What is required: Where the string "Jwan" occurs in the material below, report the whole line.

Segment Open

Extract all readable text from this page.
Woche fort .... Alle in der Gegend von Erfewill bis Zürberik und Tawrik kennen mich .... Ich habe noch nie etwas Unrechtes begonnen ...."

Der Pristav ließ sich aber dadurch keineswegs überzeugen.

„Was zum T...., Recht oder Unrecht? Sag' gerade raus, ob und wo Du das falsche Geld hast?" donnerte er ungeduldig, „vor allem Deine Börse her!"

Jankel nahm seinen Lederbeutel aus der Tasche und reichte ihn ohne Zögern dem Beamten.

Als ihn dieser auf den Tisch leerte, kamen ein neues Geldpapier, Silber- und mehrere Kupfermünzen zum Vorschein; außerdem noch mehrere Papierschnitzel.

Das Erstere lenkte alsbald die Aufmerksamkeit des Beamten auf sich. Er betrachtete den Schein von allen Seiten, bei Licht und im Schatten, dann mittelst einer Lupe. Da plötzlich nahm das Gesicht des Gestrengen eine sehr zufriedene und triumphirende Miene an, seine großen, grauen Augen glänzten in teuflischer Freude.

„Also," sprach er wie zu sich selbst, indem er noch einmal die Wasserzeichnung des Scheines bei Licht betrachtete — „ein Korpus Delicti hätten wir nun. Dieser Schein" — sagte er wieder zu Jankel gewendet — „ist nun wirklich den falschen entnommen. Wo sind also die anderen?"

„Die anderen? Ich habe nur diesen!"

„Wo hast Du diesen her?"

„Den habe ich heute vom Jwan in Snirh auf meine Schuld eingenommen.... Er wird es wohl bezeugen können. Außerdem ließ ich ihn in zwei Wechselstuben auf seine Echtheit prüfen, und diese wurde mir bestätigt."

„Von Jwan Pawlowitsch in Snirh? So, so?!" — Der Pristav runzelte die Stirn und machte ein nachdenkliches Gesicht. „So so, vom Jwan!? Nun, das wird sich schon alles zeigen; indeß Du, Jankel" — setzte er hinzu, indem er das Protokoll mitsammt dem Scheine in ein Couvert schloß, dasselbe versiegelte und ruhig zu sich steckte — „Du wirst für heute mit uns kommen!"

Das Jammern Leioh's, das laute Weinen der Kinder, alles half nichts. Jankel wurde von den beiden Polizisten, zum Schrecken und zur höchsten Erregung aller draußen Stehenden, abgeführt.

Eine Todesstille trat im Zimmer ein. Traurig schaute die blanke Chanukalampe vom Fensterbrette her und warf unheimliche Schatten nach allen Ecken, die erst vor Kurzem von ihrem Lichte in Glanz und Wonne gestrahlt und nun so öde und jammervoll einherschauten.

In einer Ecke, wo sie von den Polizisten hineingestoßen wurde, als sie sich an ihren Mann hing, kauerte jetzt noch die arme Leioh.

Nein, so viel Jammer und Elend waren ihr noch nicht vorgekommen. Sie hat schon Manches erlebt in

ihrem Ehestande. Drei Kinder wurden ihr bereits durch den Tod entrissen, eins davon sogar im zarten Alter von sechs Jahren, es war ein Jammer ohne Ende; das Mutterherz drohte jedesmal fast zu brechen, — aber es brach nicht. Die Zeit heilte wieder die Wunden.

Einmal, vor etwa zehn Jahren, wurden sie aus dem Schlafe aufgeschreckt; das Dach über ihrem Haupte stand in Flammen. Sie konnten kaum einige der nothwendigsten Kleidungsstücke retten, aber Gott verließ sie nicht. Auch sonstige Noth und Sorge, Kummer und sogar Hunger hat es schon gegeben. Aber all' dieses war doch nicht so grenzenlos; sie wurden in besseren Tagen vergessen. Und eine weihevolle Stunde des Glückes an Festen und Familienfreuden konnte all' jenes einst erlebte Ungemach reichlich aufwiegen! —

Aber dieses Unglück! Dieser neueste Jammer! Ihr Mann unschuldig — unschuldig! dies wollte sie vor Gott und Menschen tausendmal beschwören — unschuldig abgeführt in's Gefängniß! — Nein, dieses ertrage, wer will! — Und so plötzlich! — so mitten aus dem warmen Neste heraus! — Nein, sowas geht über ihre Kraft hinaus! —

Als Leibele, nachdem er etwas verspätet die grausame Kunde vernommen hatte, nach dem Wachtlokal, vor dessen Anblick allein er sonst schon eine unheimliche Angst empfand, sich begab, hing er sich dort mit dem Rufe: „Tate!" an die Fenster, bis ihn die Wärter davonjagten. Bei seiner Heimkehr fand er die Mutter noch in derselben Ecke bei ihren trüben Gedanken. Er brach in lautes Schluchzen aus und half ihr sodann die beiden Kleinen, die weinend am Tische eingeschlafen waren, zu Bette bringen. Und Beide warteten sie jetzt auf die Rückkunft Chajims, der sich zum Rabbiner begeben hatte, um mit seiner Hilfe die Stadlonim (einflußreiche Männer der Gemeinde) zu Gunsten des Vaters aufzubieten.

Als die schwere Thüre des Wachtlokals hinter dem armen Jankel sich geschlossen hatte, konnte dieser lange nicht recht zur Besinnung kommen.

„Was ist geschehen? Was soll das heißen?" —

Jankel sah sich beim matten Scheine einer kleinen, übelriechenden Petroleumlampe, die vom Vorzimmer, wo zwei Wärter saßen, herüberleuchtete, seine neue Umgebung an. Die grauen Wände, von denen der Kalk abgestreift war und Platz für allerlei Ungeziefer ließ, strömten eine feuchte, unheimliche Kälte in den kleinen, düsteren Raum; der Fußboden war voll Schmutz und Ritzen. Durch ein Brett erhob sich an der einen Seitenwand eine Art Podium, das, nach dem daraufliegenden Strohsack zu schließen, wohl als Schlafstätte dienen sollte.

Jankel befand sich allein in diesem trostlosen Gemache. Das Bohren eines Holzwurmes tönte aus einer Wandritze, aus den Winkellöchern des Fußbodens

Segment Closed

Final answer:
„Den habe ich heute vom Jwan in Snirh auf meine Schuld eingenommen.... Er wird es wohl bezeugen können. Außerdem ließ ich ihn in zwei Wechselstuben auf seine Echtheit prüfen, und diese wurde mir bestätigt."
„Von Jwan Pawlowitsch in Snirh? So, so?!" — Der Pristav runzelte die Stirn und machte ein nachdenkliches Gesicht. „So so, vom Jwan!? Nun, das wird sich schon alles zeigen; indeß Du, Jankel" — setzte er hinzu, indem er das Protokoll mitsammt dem Scheine in ein Couvert schloß, dasselbe versiegelte und ruhig zu sich steckte — „Du wirst für heute mit uns kommen!"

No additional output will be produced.